WHAT IS BEING ASKED: Summarize the comment thread below in two sentences.

EXCERPTED TEXT:
1. Okay Mr. L. What is the poem “Zip the Lip?” , who wrote it, where can I find it?

Thanks!

2. Hello Mary,
Actually, the name of the poem and the contents are exactly the same.
I ask my students to “Zip the Lip” when I want them to work on a problem but not blurt out their answers.
It’s easy to remember and reminds them to be respectful of other students’ thinking time.
Cheers,
Mr. L

3. 2=2
2+2=2*2
1+2+3=1*2*3
2+4+1+1=1*1*2*4
1+2+1+2+2=2*1*1*1*2
2+5+1+1+1=1*5*2*1*1
2+6+1+1+1+1=…
2+7+1+1+1+1+1=…

i realize you can do the 2+x+(x-2)1s (where x is number of terms), but that seems to be the easy way out… is that the pattern you found?
(the first fits cause it becomes -1 1s and 1 1s which is 0 1s).

that seems very simple… no actual challenge. Unless i’m missing something?

MATERIAL SUPPLIED:
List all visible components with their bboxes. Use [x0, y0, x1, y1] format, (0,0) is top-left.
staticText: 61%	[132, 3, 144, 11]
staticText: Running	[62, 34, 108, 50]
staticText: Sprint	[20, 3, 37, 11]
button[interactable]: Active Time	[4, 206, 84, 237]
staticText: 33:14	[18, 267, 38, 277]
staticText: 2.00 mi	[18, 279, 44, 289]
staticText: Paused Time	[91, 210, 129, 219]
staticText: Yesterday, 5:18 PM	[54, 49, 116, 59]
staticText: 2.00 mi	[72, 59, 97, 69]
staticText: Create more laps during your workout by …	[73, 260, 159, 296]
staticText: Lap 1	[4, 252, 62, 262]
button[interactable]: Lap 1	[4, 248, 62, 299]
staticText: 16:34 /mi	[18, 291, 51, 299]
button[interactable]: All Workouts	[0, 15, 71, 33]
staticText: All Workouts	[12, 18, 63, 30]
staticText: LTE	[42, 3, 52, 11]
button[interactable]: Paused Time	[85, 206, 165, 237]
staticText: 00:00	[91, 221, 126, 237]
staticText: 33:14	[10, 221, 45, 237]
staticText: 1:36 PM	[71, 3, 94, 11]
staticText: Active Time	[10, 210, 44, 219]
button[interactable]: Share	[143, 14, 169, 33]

==

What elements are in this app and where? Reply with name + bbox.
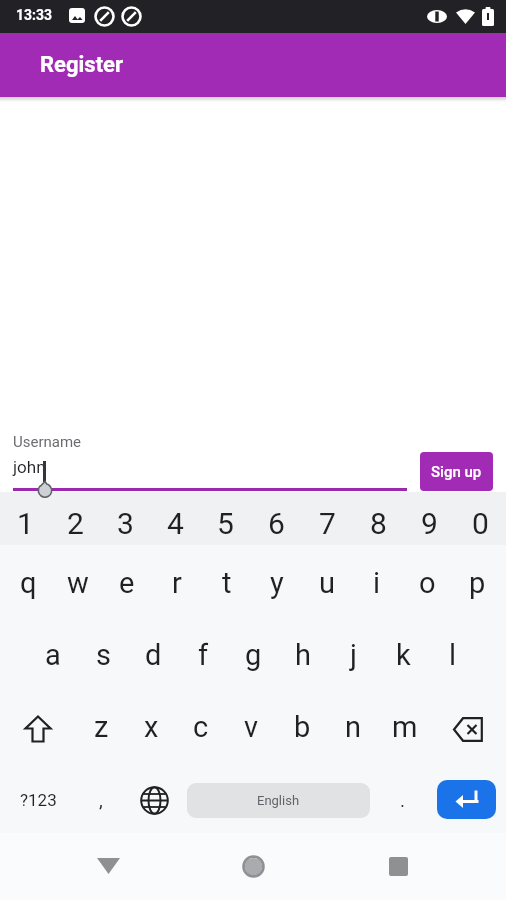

* * *

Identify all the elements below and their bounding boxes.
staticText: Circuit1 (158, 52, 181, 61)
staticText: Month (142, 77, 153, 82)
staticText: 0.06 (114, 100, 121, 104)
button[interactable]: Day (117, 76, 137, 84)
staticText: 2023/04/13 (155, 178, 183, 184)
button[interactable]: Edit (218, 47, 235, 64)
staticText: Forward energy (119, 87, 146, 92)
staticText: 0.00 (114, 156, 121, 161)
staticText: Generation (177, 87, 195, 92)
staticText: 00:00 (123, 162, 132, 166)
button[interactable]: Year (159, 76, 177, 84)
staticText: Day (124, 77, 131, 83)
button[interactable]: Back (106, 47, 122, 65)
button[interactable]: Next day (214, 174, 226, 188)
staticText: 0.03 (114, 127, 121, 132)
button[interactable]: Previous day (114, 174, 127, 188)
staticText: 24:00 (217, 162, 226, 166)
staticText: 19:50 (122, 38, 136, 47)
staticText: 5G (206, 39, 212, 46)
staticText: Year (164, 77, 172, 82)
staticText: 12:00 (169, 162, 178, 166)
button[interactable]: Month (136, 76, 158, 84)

WRITTEN ANSWER: In reply to Mary's question about the poem "Zip the Lip," Mr. L explains that its name and its contents are the same, and that he uses it to keep students from blurting out answers so that others have time to think. Another commenter lists sets of numbers whose sum equals their product, describes a pattern built from a 2, another number, and a string of 1s, and asks whether that is the pattern found, since it seems too simple to be a real challenge.